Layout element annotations
════════
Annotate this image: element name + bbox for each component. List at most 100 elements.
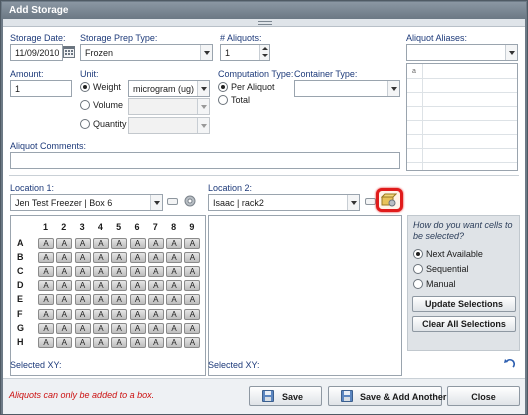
location1-grid[interactable]: 123456789AAAAAAAAAABAAAAAAAAACAAAAAAAAAD… — [10, 215, 206, 376]
grid-cell[interactable]: A — [74, 252, 91, 264]
manual-radio[interactable] — [413, 279, 423, 289]
grid-cell[interactable]: A — [74, 322, 91, 334]
grid-cell[interactable]: A — [74, 266, 91, 278]
save-add-another-button[interactable]: Save & Add Another — [328, 386, 446, 406]
grid-cell[interactable]: A — [38, 336, 54, 348]
grid-cell[interactable]: A — [74, 238, 91, 249]
grid-cell[interactable]: A — [38, 280, 54, 292]
total-radio[interactable] — [218, 95, 228, 105]
gear-icon[interactable] — [183, 194, 197, 208]
grid-cell[interactable]: A — [129, 266, 146, 278]
grid-cell[interactable]: A — [56, 238, 73, 249]
grid-cell[interactable]: A — [92, 322, 109, 334]
grid-cell[interactable]: A — [56, 252, 73, 264]
link-icon[interactable] — [365, 198, 376, 205]
location2-grid[interactable] — [208, 215, 402, 376]
grid-cell[interactable]: A — [111, 322, 128, 334]
grid-cell[interactable]: A — [92, 294, 109, 306]
grid-cell[interactable]: A — [184, 252, 201, 264]
grid-cell[interactable]: A — [92, 336, 109, 348]
grid-cell[interactable]: A — [184, 308, 201, 320]
grid-cell[interactable]: A — [166, 280, 183, 292]
grid-cell[interactable]: A — [129, 322, 146, 334]
grid-cell[interactable]: A — [184, 238, 201, 249]
grid-cell[interactable]: A — [56, 308, 73, 320]
save-button[interactable]: Save — [249, 386, 322, 406]
grid-cell[interactable]: A — [74, 294, 91, 306]
amount-input[interactable]: 1 — [10, 80, 72, 97]
spinner-icon[interactable] — [259, 45, 269, 60]
grid-cell[interactable]: A — [111, 252, 128, 264]
grid-cell[interactable]: A — [147, 238, 164, 249]
grid-cell[interactable]: A — [184, 294, 201, 306]
unit-volume-radio[interactable] — [80, 100, 90, 110]
highlighted-container-button[interactable] — [376, 188, 403, 212]
aliquot-aliases-select[interactable] — [406, 44, 518, 61]
grid-cell[interactable]: A — [111, 238, 128, 249]
storage-prep-type-select[interactable]: Frozen — [80, 44, 213, 61]
num-aliquots-stepper[interactable]: 1 — [220, 44, 270, 61]
chevron-down-icon[interactable] — [150, 195, 162, 210]
grid-cell[interactable]: A — [147, 252, 164, 264]
grid-cell[interactable]: A — [92, 252, 109, 264]
grid-cell[interactable]: A — [38, 252, 54, 264]
chevron-down-icon[interactable] — [197, 99, 209, 114]
chevron-down-icon[interactable] — [347, 195, 359, 210]
close-button[interactable]: Close — [447, 386, 520, 406]
unit-weight-radio[interactable] — [80, 82, 90, 92]
aliquot-aliases-table[interactable]: a — [406, 63, 518, 171]
grid-cell[interactable]: A — [147, 280, 164, 292]
grid-cell[interactable]: A — [56, 336, 73, 348]
grid-cell[interactable]: A — [92, 266, 109, 278]
grid-cell[interactable]: A — [129, 252, 146, 264]
grid-cell[interactable]: A — [166, 266, 183, 278]
volume-unit-select[interactable] — [128, 98, 210, 115]
grid-cell[interactable]: A — [166, 336, 183, 348]
chevron-down-icon[interactable] — [387, 81, 399, 96]
unit-quantity-radio[interactable] — [80, 119, 90, 129]
grid-cell[interactable]: A — [129, 336, 146, 348]
grid-cell[interactable]: A — [166, 308, 183, 320]
container-type-select[interactable] — [294, 80, 400, 97]
grid-cell[interactable]: A — [166, 294, 183, 306]
drag-handle[interactable] — [3, 19, 525, 27]
grid-cell[interactable]: A — [129, 294, 146, 306]
location1-select[interactable]: Jen Test Freezer | Box 6 — [10, 194, 163, 211]
aliquot-comments-input[interactable] — [10, 152, 400, 169]
grid-cell[interactable]: A — [92, 308, 109, 320]
grid-cell[interactable]: A — [74, 336, 91, 348]
grid-cell[interactable]: A — [38, 294, 54, 306]
grid-cell[interactable]: A — [166, 322, 183, 334]
chevron-down-icon[interactable] — [505, 45, 517, 60]
grid-cell[interactable]: A — [129, 308, 146, 320]
weight-unit-select[interactable]: microgram (ug) — [128, 80, 210, 97]
location2-select[interactable]: Isaac | rack2 — [208, 194, 360, 211]
grid-cell[interactable]: A — [129, 238, 146, 249]
grid-cell[interactable]: A — [184, 322, 201, 334]
storage-date-input[interactable]: 11/09/2010 — [10, 44, 63, 61]
grid-cell[interactable]: A — [147, 322, 164, 334]
chevron-down-icon[interactable] — [197, 118, 209, 133]
grid-cell[interactable]: A — [184, 266, 201, 278]
grid-cell[interactable]: A — [184, 280, 201, 292]
grid-cell[interactable]: A — [166, 252, 183, 264]
clear-all-selections-button[interactable]: Clear All Selections — [412, 316, 516, 332]
grid-cell[interactable]: A — [56, 280, 73, 292]
grid-cell[interactable]: A — [92, 238, 109, 249]
grid-cell[interactable]: A — [111, 294, 128, 306]
grid-cell[interactable]: A — [92, 280, 109, 292]
chevron-down-icon[interactable] — [200, 45, 212, 60]
calendar-icon[interactable] — [63, 46, 75, 58]
grid-cell[interactable]: A — [38, 266, 54, 278]
sequential-radio[interactable] — [413, 264, 423, 274]
update-selections-button[interactable]: Update Selections — [412, 296, 516, 312]
grid-cell[interactable]: A — [111, 266, 128, 278]
grid-cell[interactable]: A — [147, 266, 164, 278]
grid-cell[interactable]: A — [38, 322, 54, 334]
grid-cell[interactable]: A — [74, 280, 91, 292]
per-aliquot-radio[interactable] — [218, 82, 228, 92]
grid-cell[interactable]: A — [129, 280, 146, 292]
undo-icon[interactable] — [503, 358, 516, 370]
grid-cell[interactable]: A — [111, 308, 128, 320]
chevron-down-icon[interactable] — [197, 81, 209, 96]
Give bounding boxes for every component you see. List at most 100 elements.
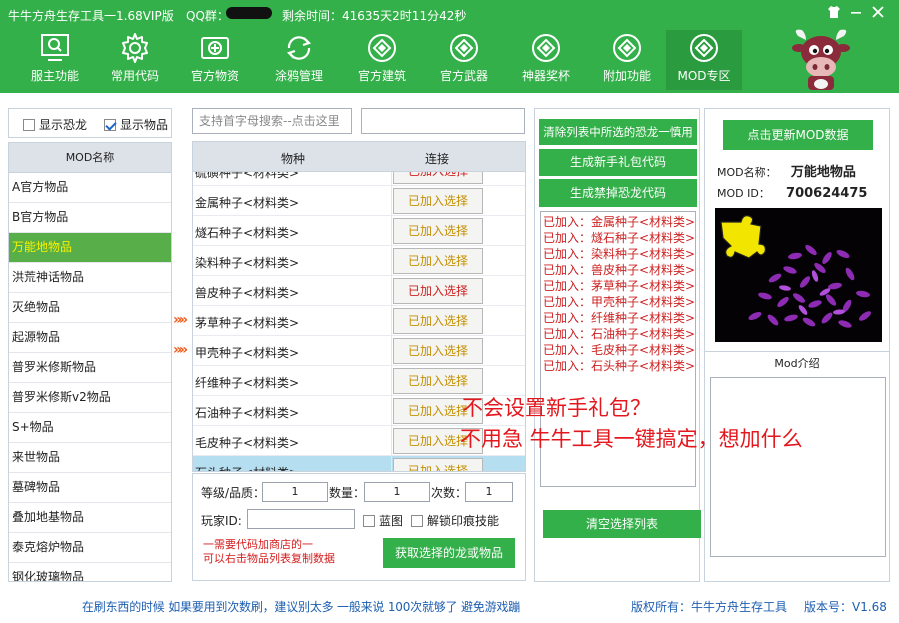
column-header-link: 连接 [425,152,450,166]
mod-list-item[interactable]: 普罗米修斯v2物品 [9,383,171,413]
nav-extra-functions[interactable]: 附加功能 [589,30,665,90]
generate-gift-code-button[interactable]: 生成新手礼包代码 [539,149,697,176]
blueprint-checkbox[interactable]: 蓝图 [363,512,403,529]
added-select-button[interactable]: 已加入选择 [393,308,483,334]
nav-mod-zone[interactable]: MOD专区 [666,30,742,90]
mod-intro-label: Mod介绍 [774,357,820,370]
column-header-item: 物种 [281,152,306,166]
player-id-input[interactable] [247,509,355,529]
status-bar: 在刷东西的时候 如果要用到次数刷，建议别太多 一般来说 100次就够了 避免游戏… [0,593,899,623]
cow-mascot-logo [792,29,850,90]
list-item: 已加入：金属种子<材料类> [543,215,696,229]
code-generator-panel: 清除列表中所选的恐龙一慎用 生成新手礼包代码 生成禁掉恐龙代码 已加入：金属种子… [534,108,701,582]
level-label: 等级/品质： [201,486,266,500]
level-input[interactable]: 1 [262,482,328,502]
checkbox-label: 显示恐龙 [39,118,88,132]
search-input[interactable]: 支持首字母搜索--点击这里 [192,108,352,134]
list-item: 已加入：纤维种子<材料类> [543,311,696,325]
checkbox-label: 解锁印痕技能 [427,514,500,528]
nav-label: 官方物资 [190,69,239,83]
mod-list-item-selected[interactable]: 万能地物品 [9,233,171,263]
table-row[interactable]: 金属种子<材料类> 已加入选择 [193,186,525,216]
checkbox-box-checked[interactable] [104,119,116,131]
table-row-highlighted[interactable]: 石头种子<材料类> 已加入选择 [193,456,525,471]
nav-server-functions[interactable]: 服主功能 [17,30,93,90]
mod-id-value: 700624475 [786,186,868,201]
mod-preview-image [715,208,882,342]
show-item-checkbox[interactable]: 显示物品 [104,116,168,133]
screen-search-icon [41,34,69,61]
table-row[interactable]: 甲壳种子<材料类> 已加入选择 [193,336,525,366]
list-item: 已加入：兽皮种子<材料类> [543,263,696,277]
clear-selected-dino-button[interactable]: 清除列表中所选的恐龙一慎用 [539,119,697,145]
checkbox-label: 显示物品 [120,118,169,132]
table-row[interactable]: 燧石种子<材料类> 已加入选择 [193,216,525,246]
hint-line: 可以右击物品列表复制数据 [203,552,335,565]
nav-label: 常用代码 [110,69,159,83]
mod-name-value: 万能地物品 [790,165,856,180]
plus-box-icon [201,37,229,59]
checkbox-box[interactable] [411,515,423,527]
item-name: 石头种子<材料类> [195,464,299,471]
generate-ban-dino-code-button[interactable]: 生成禁掉恐龙代码 [539,179,697,207]
added-select-button[interactable]: 已加入选择 [393,188,483,214]
mod-list-item[interactable]: 洪荒神话物品 [9,263,171,293]
mod-list-item[interactable]: B官方物品 [9,203,171,233]
checkbox-label: 蓝图 [379,514,404,528]
item-name: 毛皮种子<材料类> [195,436,300,450]
nav-graffiti-manage[interactable]: 涂鸦管理 [261,30,337,90]
mod-list-item[interactable]: 来世物品 [9,443,171,473]
coin-icon [532,34,560,62]
nav-common-codes[interactable]: 常用代码 [97,30,173,90]
mod-list-item[interactable]: 起源物品 [9,323,171,353]
added-select-button[interactable]: 已加入选择 [393,218,483,244]
mod-list-item[interactable]: 普罗米修斯物品 [9,353,171,383]
close-icon[interactable] [868,5,888,24]
mod-list-item[interactable]: S+物品 [9,413,171,443]
mod-list-item[interactable]: 灭绝物品 [9,293,171,323]
mod-list-item[interactable]: A官方物品 [9,173,171,203]
table-row[interactable]: 染料种子<材料类> 已加入选择 [193,246,525,276]
search-result-field[interactable] [361,108,525,134]
update-mod-data-button[interactable]: 点击更新MOD数据 [723,120,873,150]
mod-list-item[interactable]: 墓碑物品 [9,473,171,503]
nav-artifact-trophy[interactable]: 神器奖杯 [508,30,584,90]
item-name: 金属种子<材料类> [195,196,300,210]
times-label: 次数： [431,486,468,500]
item-name: 染料种子<材料类> [195,256,300,270]
skin-icon[interactable] [824,5,844,24]
nav-official-weapons[interactable]: 官方武器 [426,30,502,90]
added-select-button[interactable]: 已加入选择 [393,368,483,394]
mod-list-item[interactable]: 叠加地基物品 [9,503,171,533]
get-selected-button[interactable]: 获取选择的龙或物品 [383,538,515,568]
version: 版本号：V1.68 [804,600,887,614]
checkbox-box[interactable] [23,119,35,131]
minimize-icon[interactable] [846,5,866,24]
added-select-button[interactable]: 已加入选择 [393,458,483,471]
list-item: 已加入：茅草种子<材料类> [543,279,696,293]
mod-list-header: MOD名称 [9,143,171,173]
table-row[interactable]: 兽皮种子<材料类> 已加入选择 [193,276,525,306]
quantity-input[interactable]: 1 [364,482,430,502]
unlock-engram-checkbox[interactable]: 解锁印痕技能 [411,512,499,529]
mod-name-row: MOD名称： 万能地物品 [717,161,856,180]
coin-icon [450,34,478,62]
nav-label: 服主功能 [30,69,79,83]
mod-intro-textbox[interactable] [710,377,886,557]
nav-official-buildings[interactable]: 官方建筑 [344,30,420,90]
times-input[interactable]: 1 [465,482,513,502]
nav-official-supplies[interactable]: 官方物资 [177,30,253,90]
list-item: 已加入：染料种子<材料类> [543,247,696,261]
mod-list-item[interactable]: 泰克熔炉物品 [9,533,171,563]
quantity-label: 数量： [329,486,366,500]
added-select-button[interactable]: 已加入选择 [393,248,483,274]
added-select-button[interactable]: 已加入选择 [393,278,483,304]
copy-hint: 一需要代码加商店的一 可以右击物品列表复制数据 [203,538,335,566]
show-dino-checkbox[interactable]: 显示恐龙 [23,116,87,133]
promo-text-line1: 不会设置新手礼包？ [462,396,651,420]
added-select-button[interactable]: 已加入选择 [393,338,483,364]
clear-selection-list-button[interactable]: 清空选择列表 [543,510,701,538]
mod-list-item[interactable]: 钢化玻璃物品 [9,563,171,581]
table-row[interactable]: 茅草种子<材料类> 已加入选择 [193,306,525,336]
checkbox-box[interactable] [363,515,375,527]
════════
Write out the lines of the records exactly, from the line that contains "215, 206, 376]" down to the line that contains "188, 403, 212]", with both of those lines included.

Exercise answer
location1-grid[interactable]: 123456789AAAAAAAAAABAAAAAAAAACAAAAAAAAAD… — [10, 215, 206, 376]
grid-cell[interactable]: A — [74, 252, 91, 264]
manual-radio[interactable] — [413, 279, 423, 289]
grid-cell[interactable]: A — [74, 322, 91, 334]
grid-cell[interactable]: A — [74, 266, 91, 278]
save-add-another-button[interactable]: Save & Add Another — [328, 386, 446, 406]
grid-cell[interactable]: A — [38, 336, 54, 348]
grid-cell[interactable]: A — [74, 238, 91, 249]
grid-cell[interactable]: A — [38, 280, 54, 292]
total-radio[interactable] — [218, 95, 228, 105]
gear-icon[interactable] — [183, 194, 197, 208]
grid-cell[interactable]: A — [129, 266, 146, 278]
grid-cell[interactable]: A — [56, 238, 73, 249]
grid-cell[interactable]: A — [92, 322, 109, 334]
grid-cell[interactable]: A — [56, 252, 73, 264]
link-icon[interactable] — [365, 198, 376, 205]
location2-grid[interactable] — [208, 215, 402, 376]
grid-cell[interactable]: A — [111, 322, 128, 334]
grid-cell[interactable]: A — [92, 294, 109, 306]
grid-cell[interactable]: A — [184, 252, 201, 264]
grid-cell[interactable]: A — [92, 336, 109, 348]
grid-cell[interactable]: A — [184, 308, 201, 320]
grid-cell[interactable]: A — [166, 280, 183, 292]
grid-cell[interactable]: A — [129, 322, 146, 334]
grid-cell[interactable]: A — [184, 238, 201, 249]
grid-cell[interactable]: A — [56, 308, 73, 320]
save-button[interactable]: Save — [249, 386, 322, 406]
grid-cell[interactable]: A — [74, 294, 91, 306]
amount-input[interactable]: 1 — [10, 80, 72, 97]
spinner-icon[interactable] — [259, 45, 269, 60]
grid-cell[interactable]: A — [111, 252, 128, 264]
grid-cell[interactable]: A — [147, 238, 164, 249]
grid-cell[interactable]: A — [184, 294, 201, 306]
unit-volume-radio[interactable] — [80, 100, 90, 110]
highlighted-container-button[interactable] — [376, 188, 403, 212]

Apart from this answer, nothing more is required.